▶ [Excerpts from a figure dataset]
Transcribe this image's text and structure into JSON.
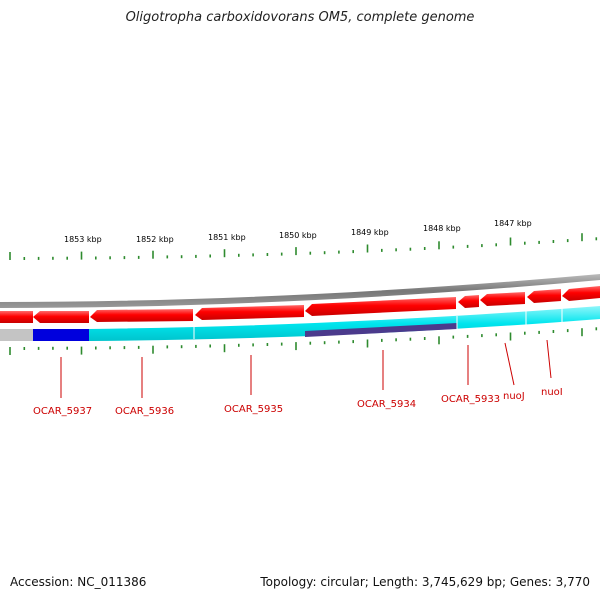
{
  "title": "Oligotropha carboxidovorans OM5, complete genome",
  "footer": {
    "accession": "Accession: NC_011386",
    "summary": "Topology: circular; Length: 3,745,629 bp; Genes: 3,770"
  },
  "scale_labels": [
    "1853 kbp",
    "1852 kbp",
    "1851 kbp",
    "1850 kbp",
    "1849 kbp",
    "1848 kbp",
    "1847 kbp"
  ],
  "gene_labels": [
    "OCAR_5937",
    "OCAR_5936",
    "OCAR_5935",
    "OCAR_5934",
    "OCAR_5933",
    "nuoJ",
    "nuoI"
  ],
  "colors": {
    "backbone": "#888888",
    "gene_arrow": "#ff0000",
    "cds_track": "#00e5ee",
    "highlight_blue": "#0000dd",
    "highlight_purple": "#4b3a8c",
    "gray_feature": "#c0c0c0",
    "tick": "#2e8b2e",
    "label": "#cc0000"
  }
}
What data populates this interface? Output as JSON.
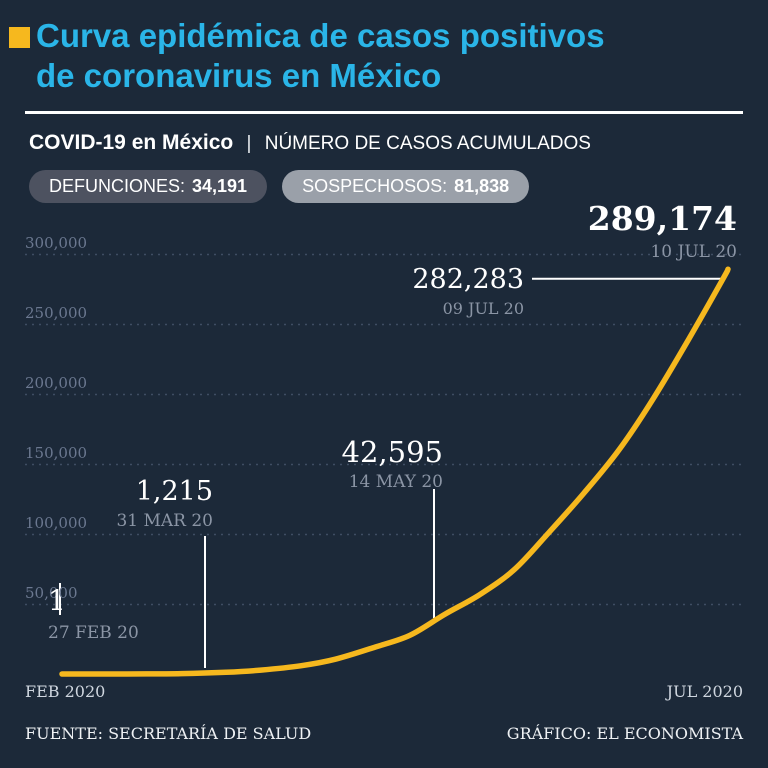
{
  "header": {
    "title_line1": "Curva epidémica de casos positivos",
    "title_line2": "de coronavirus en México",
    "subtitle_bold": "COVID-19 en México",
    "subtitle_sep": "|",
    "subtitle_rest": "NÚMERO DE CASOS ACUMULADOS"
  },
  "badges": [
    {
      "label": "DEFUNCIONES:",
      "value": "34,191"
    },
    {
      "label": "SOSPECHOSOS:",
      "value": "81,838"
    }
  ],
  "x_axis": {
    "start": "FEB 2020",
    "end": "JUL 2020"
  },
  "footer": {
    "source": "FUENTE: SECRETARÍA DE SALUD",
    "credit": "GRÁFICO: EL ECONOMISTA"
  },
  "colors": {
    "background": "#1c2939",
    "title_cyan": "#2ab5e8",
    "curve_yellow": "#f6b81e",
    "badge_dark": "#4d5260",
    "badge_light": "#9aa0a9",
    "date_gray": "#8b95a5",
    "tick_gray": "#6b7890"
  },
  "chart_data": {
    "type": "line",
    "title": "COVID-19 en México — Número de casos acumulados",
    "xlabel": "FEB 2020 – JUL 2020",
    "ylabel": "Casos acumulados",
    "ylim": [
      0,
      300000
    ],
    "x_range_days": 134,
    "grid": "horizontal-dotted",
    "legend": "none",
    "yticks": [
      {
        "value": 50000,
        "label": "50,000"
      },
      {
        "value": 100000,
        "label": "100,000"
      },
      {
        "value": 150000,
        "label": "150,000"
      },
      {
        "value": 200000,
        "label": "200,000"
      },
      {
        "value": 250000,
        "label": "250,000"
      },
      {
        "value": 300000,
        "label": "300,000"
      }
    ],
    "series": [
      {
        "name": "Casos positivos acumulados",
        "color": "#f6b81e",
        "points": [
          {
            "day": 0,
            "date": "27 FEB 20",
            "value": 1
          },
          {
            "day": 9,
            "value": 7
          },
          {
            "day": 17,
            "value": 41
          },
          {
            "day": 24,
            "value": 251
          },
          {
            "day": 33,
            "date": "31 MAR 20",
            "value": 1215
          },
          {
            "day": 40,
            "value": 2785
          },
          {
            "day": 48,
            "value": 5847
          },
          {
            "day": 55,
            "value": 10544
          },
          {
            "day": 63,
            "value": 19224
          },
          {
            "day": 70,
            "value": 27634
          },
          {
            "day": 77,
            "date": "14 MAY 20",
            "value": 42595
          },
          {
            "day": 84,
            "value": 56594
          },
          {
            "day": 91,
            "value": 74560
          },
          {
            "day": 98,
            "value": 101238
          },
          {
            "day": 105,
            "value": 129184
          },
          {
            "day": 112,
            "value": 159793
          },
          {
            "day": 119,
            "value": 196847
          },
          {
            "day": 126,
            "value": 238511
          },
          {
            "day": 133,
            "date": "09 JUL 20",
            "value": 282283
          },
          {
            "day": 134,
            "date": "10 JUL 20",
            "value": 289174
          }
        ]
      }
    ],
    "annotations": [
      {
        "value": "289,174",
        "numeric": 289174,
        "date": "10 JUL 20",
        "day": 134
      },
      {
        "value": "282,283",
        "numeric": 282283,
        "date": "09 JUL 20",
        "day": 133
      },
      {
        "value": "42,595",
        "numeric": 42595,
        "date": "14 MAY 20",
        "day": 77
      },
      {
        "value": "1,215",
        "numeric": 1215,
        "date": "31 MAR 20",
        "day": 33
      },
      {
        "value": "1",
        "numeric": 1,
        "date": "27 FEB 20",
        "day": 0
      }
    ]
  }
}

▶ [Exercise instructions]
With the images excluded, all entries are to be given again exactly.

▶ [Result of the task]
Transcribe this image's text and structure into JSON.
{
  "title": "Oligotropha carboxidovorans OM5, complete genome",
  "footer": {
    "accession": "Accession: NC_011386",
    "summary": "Topology: circular; Length: 3,745,629 bp; Genes: 3,770"
  },
  "scale_labels": [
    "1853 kbp",
    "1852 kbp",
    "1851 kbp",
    "1850 kbp",
    "1849 kbp",
    "1848 kbp",
    "1847 kbp"
  ],
  "gene_labels": [
    "OCAR_5937",
    "OCAR_5936",
    "OCAR_5935",
    "OCAR_5934",
    "OCAR_5933",
    "nuoJ",
    "nuoI"
  ],
  "colors": {
    "backbone": "#888888",
    "gene_arrow": "#ff0000",
    "cds_track": "#00e5ee",
    "highlight_blue": "#0000dd",
    "highlight_purple": "#4b3a8c",
    "gray_feature": "#c0c0c0",
    "tick": "#2e8b2e",
    "label": "#cc0000"
  }
}
What data populates this interface? Output as JSON.
{
  "header": {
    "title_line1": "Curva epidémica de casos positivos",
    "title_line2": "de coronavirus en México",
    "subtitle_bold": "COVID-19 en México",
    "subtitle_sep": "|",
    "subtitle_rest": "NÚMERO DE CASOS ACUMULADOS"
  },
  "badges": [
    {
      "label": "DEFUNCIONES:",
      "value": "34,191"
    },
    {
      "label": "SOSPECHOSOS:",
      "value": "81,838"
    }
  ],
  "x_axis": {
    "start": "FEB 2020",
    "end": "JUL 2020"
  },
  "footer": {
    "source": "FUENTE: SECRETARÍA DE SALUD",
    "credit": "GRÁFICO: EL ECONOMISTA"
  },
  "colors": {
    "background": "#1c2939",
    "title_cyan": "#2ab5e8",
    "curve_yellow": "#f6b81e",
    "badge_dark": "#4d5260",
    "badge_light": "#9aa0a9",
    "date_gray": "#8b95a5",
    "tick_gray": "#6b7890"
  },
  "chart_data": {
    "type": "line",
    "title": "COVID-19 en México — Número de casos acumulados",
    "xlabel": "FEB 2020 – JUL 2020",
    "ylabel": "Casos acumulados",
    "ylim": [
      0,
      300000
    ],
    "x_range_days": 134,
    "grid": "horizontal-dotted",
    "legend": "none",
    "yticks": [
      {
        "value": 50000,
        "label": "50,000"
      },
      {
        "value": 100000,
        "label": "100,000"
      },
      {
        "value": 150000,
        "label": "150,000"
      },
      {
        "value": 200000,
        "label": "200,000"
      },
      {
        "value": 250000,
        "label": "250,000"
      },
      {
        "value": 300000,
        "label": "300,000"
      }
    ],
    "series": [
      {
        "name": "Casos positivos acumulados",
        "color": "#f6b81e",
        "points": [
          {
            "day": 0,
            "date": "27 FEB 20",
            "value": 1
          },
          {
            "day": 9,
            "value": 7
          },
          {
            "day": 17,
            "value": 41
          },
          {
            "day": 24,
            "value": 251
          },
          {
            "day": 33,
            "date": "31 MAR 20",
            "value": 1215
          },
          {
            "day": 40,
            "value": 2785
          },
          {
            "day": 48,
            "value": 5847
          },
          {
            "day": 55,
            "value": 10544
          },
          {
            "day": 63,
            "value": 19224
          },
          {
            "day": 70,
            "value": 27634
          },
          {
            "day": 77,
            "date": "14 MAY 20",
            "value": 42595
          },
          {
            "day": 84,
            "value": 56594
          },
          {
            "day": 91,
            "value": 74560
          },
          {
            "day": 98,
            "value": 101238
          },
          {
            "day": 105,
            "value": 129184
          },
          {
            "day": 112,
            "value": 159793
          },
          {
            "day": 119,
            "value": 196847
          },
          {
            "day": 126,
            "value": 238511
          },
          {
            "day": 133,
            "date": "09 JUL 20",
            "value": 282283
          },
          {
            "day": 134,
            "date": "10 JUL 20",
            "value": 289174
          }
        ]
      }
    ],
    "annotations": [
      {
        "value": "289,174",
        "numeric": 289174,
        "date": "10 JUL 20",
        "day": 134
      },
      {
        "value": "282,283",
        "numeric": 282283,
        "date": "09 JUL 20",
        "day": 133
      },
      {
        "value": "42,595",
        "numeric": 42595,
        "date": "14 MAY 20",
        "day": 77
      },
      {
        "value": "1,215",
        "numeric": 1215,
        "date": "31 MAR 20",
        "day": 33
      },
      {
        "value": "1",
        "numeric": 1,
        "date": "27 FEB 20",
        "day": 0
      }
    ]
  }
}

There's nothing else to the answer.